[Saved entries]

◆ ◆ ◆ ◆ ◆

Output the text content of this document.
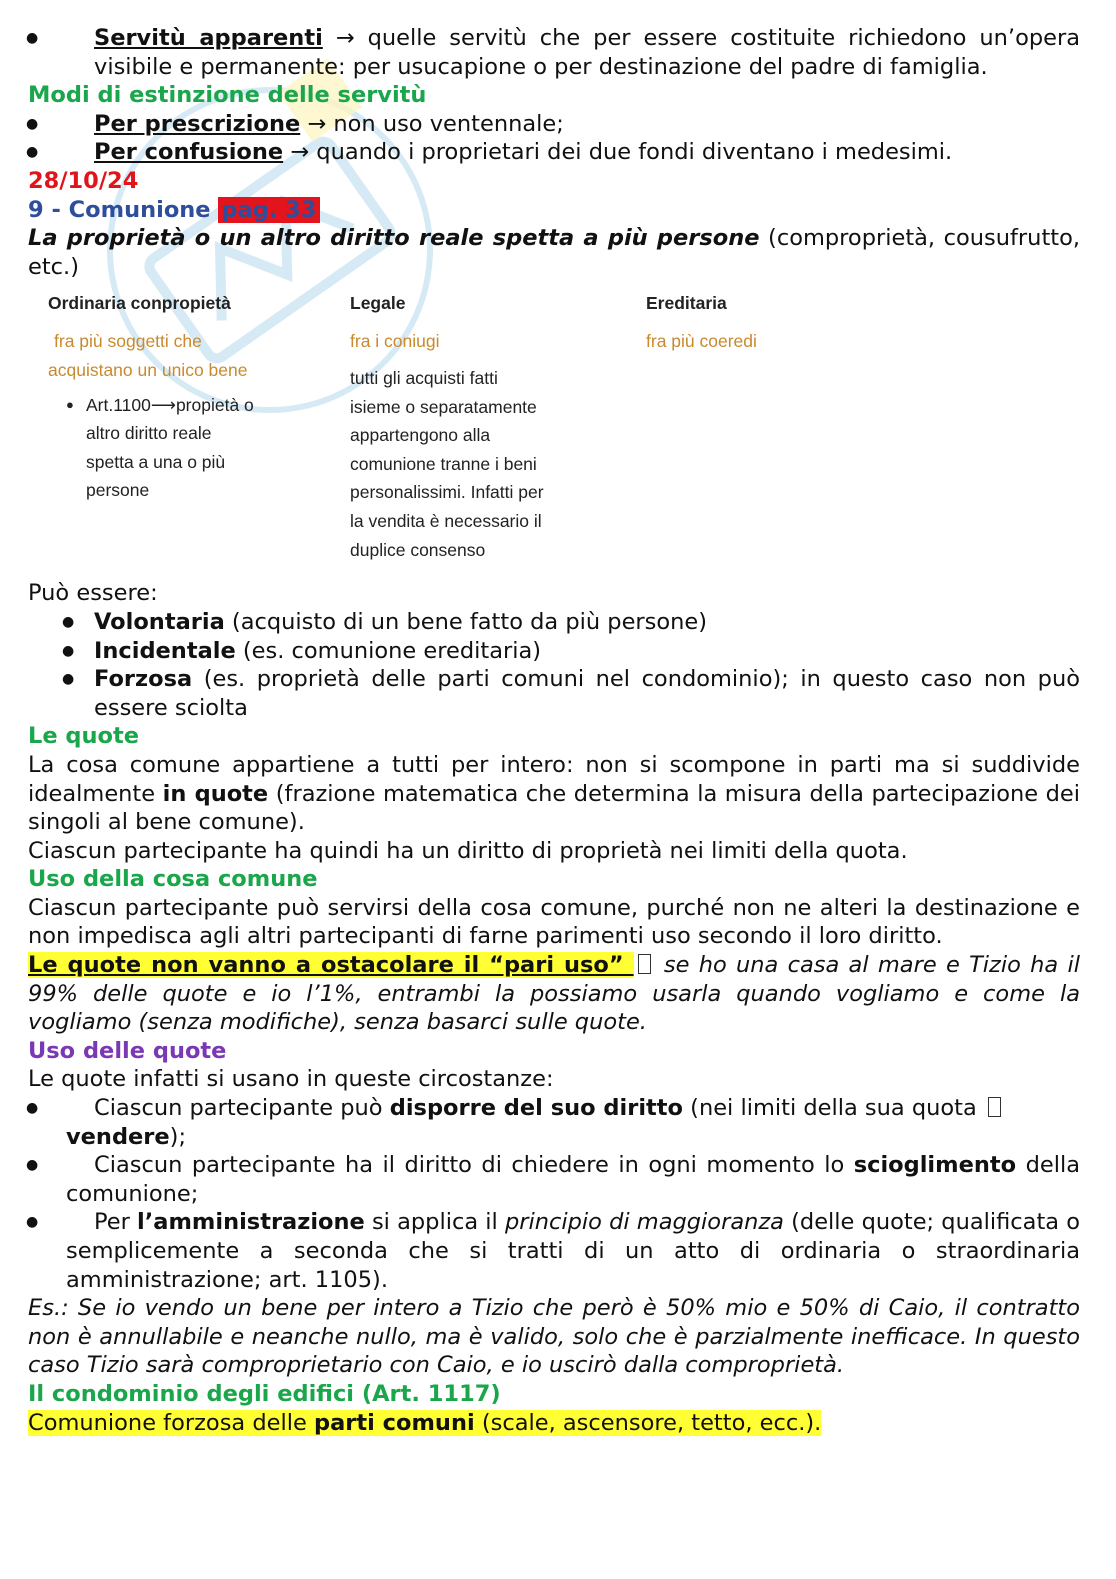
● Servitù apparenti → quelle servitù che per essere costituite richiedono un’opera visibile e permanente: per usucapione o per destinazione del padre di famiglia.

Modi di estinzione delle servitù

● Per prescrizione → non uso ventennale;
● Per confusione → quando i proprietari dei due fondi diventano i medesimi.

28/10/24

9 - Comunione pag. 33

La proprietà o un altro diritto reale spetta a più persone (comproprietà, cousufrutto, etc.)

Ordinaria conpropietà
fra più soggetti che
acquistano un unico bene
● Art.1100⟶propietà o
altro diritto reale
spetta a una o più
persone
Legale
fra i coniugi
tutti gli acquisti fatti
isieme o separatamente
appartengono alla
comunione tranne i beni
personalissimi. Infatti per
la vendita è necessario il
duplice consenso
Ereditaria
fra più coeredi

Può essere:

● Volontaria (acquisto di un bene fatto da più persone)
● Incidentale (es. comunione ereditaria)
● Forzosa (es. proprietà delle parti comuni nel condominio); in questo caso non può essere sciolta

Le quote

La cosa comune appartiene a tutti per intero: non si scompone in parti ma si suddivide idealmente in quote (frazione matematica che determina la misura della partecipazione dei singoli al bene comune).

Ciascun partecipante ha quindi ha un diritto di proprietà nei limiti della quota.

Uso della cosa comune

Ciascun partecipante può servirsi della cosa comune, purché non ne alteri la destinazione e non impedisca agli altri partecipanti di farne parimenti uso secondo il loro diritto.

Le quote non vanno a ostacolare il “pari uso”  se ho una casa al mare e Tizio ha il 99% delle quote e io l’1%, entrambi la possiamo usarla quando vogliamo e come la vogliamo (senza modifiche), senza basarci sulle quote.

Uso delle quote

Le quote infatti si usano in queste circostanze:

● Ciascun partecipante può disporre del suo diritto (nei limiti della sua quota vendere);
● Ciascun partecipante ha il diritto di chiedere in ogni momento lo scioglimento della comunione;
● Per l’amministrazione si applica il principio di maggioranza (delle quote; qualificata o semplicemente a seconda che si tratti di un atto di ordinaria o straordinaria amministrazione; art. 1105).

Es.: Se io vendo un bene per intero a Tizio che però è 50% mio e 50% di Caio, il contratto non è annullabile e neanche nullo, ma è valido, solo che è parzialmente inefficace. In questo caso Tizio sarà comproprietario con Caio, e io uscirò dalla comproprietà.

Il condominio degli edifici (Art. 1117)

Comunione forzosa delle parti comuni (scale, ascensore, tetto, ecc.).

◆ ◆ ◆ ◆ ◆

*TASK DETAILS*
Reproduce all of the material exactly, apart from the pictures.

*RESPONSE TO THIS TASK*
Output the text content of this document.
● Servitù apparenti → quelle servitù che per essere costituite richiedono un’opera visibile e permanente: per usucapione o per destinazione del padre di famiglia.

Modi di estinzione delle servitù

● Per prescrizione → non uso ventennale;
● Per confusione → quando i proprietari dei due fondi diventano i medesimi.

28/10/24

9 - Comunione pag. 33

La proprietà o un altro diritto reale spetta a più persone (comproprietà, cousufrutto, etc.)

Ordinaria conpropietà
fra più soggetti che
acquistano un unico bene
● Art.1100⟶propietà o
altro diritto reale
spetta a una o più
persone
Legale
fra i coniugi
tutti gli acquisti fatti
isieme o separatamente
appartengono alla
comunione tranne i beni
personalissimi. Infatti per
la vendita è necessario il
duplice consenso
Ereditaria
fra più coeredi

Può essere:

● Volontaria (acquisto di un bene fatto da più persone)
● Incidentale (es. comunione ereditaria)
● Forzosa (es. proprietà delle parti comuni nel condominio); in questo caso non può essere sciolta

Le quote

La cosa comune appartiene a tutti per intero: non si scompone in parti ma si suddivide idealmente in quote (frazione matematica che determina la misura della partecipazione dei singoli al bene comune).

Ciascun partecipante ha quindi ha un diritto di proprietà nei limiti della quota.

Uso della cosa comune

Ciascun partecipante può servirsi della cosa comune, purché non ne alteri la destinazione e non impedisca agli altri partecipanti di farne parimenti uso secondo il loro diritto.

Le quote non vanno a ostacolare il “pari uso”  se ho una casa al mare e Tizio ha il 99% delle quote e io l’1%, entrambi la possiamo usarla quando vogliamo e come la vogliamo (senza modifiche), senza basarci sulle quote.

Uso delle quote

Le quote infatti si usano in queste circostanze:

● Ciascun partecipante può disporre del suo diritto (nei limiti della sua quota vendere);
● Ciascun partecipante ha il diritto di chiedere in ogni momento lo scioglimento della comunione;
● Per l’amministrazione si applica il principio di maggioranza (delle quote; qualificata o semplicemente a seconda che si tratti di un atto di ordinaria o straordinaria amministrazione; art. 1105).

Es.: Se io vendo un bene per intero a Tizio che però è 50% mio e 50% di Caio, il contratto non è annullabile e neanche nullo, ma è valido, solo che è parzialmente inefficace. In questo caso Tizio sarà comproprietario con Caio, e io uscirò dalla comproprietà.

Il condominio degli edifici (Art. 1117)

Comunione forzosa delle parti comuni (scale, ascensore, tetto, ecc.).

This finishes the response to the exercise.